AIM OF THE TASK:
Reproduce each line that includes the word "this".

DATA PROVIDED:
"""

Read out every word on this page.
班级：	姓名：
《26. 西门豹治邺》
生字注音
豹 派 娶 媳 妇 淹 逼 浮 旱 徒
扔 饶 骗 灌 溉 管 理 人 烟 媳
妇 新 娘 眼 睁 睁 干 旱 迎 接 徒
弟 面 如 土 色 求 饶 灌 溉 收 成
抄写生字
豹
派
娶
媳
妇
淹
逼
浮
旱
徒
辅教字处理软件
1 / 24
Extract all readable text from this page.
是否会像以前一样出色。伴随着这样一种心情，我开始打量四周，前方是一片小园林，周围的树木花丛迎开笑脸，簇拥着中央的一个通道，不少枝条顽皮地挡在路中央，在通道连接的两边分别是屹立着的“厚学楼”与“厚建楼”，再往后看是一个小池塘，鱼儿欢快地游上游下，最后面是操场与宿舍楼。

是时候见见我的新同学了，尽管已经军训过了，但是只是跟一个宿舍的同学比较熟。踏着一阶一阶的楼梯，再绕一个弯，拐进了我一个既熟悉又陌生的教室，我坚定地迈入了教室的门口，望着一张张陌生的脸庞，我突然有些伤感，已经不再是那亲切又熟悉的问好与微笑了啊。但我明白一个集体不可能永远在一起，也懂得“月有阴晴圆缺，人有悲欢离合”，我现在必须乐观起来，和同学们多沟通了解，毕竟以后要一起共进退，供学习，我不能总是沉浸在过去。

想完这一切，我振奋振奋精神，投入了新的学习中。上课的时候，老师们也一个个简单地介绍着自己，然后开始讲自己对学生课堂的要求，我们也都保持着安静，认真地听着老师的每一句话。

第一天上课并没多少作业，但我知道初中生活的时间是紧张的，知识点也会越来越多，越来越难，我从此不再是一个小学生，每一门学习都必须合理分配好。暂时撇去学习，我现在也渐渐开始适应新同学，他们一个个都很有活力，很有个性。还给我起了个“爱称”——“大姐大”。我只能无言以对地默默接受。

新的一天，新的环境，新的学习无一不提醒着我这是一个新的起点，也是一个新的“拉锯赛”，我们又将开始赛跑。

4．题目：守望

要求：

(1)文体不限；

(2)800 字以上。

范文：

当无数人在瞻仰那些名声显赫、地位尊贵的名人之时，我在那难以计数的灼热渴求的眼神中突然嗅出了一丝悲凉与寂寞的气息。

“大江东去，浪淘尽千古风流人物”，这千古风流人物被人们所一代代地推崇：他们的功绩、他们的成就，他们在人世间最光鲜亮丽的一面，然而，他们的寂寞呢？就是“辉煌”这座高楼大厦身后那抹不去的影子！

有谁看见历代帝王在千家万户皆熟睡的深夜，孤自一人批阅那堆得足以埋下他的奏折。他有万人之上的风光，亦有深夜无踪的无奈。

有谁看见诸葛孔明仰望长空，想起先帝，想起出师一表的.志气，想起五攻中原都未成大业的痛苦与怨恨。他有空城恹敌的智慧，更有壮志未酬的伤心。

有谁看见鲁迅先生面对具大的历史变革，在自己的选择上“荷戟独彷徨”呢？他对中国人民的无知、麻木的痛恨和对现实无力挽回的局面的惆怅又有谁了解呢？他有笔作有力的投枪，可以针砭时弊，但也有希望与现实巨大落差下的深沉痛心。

"""

EXERCISE ANSWER:
Read out every word on this page.
Extract all readable text from this page.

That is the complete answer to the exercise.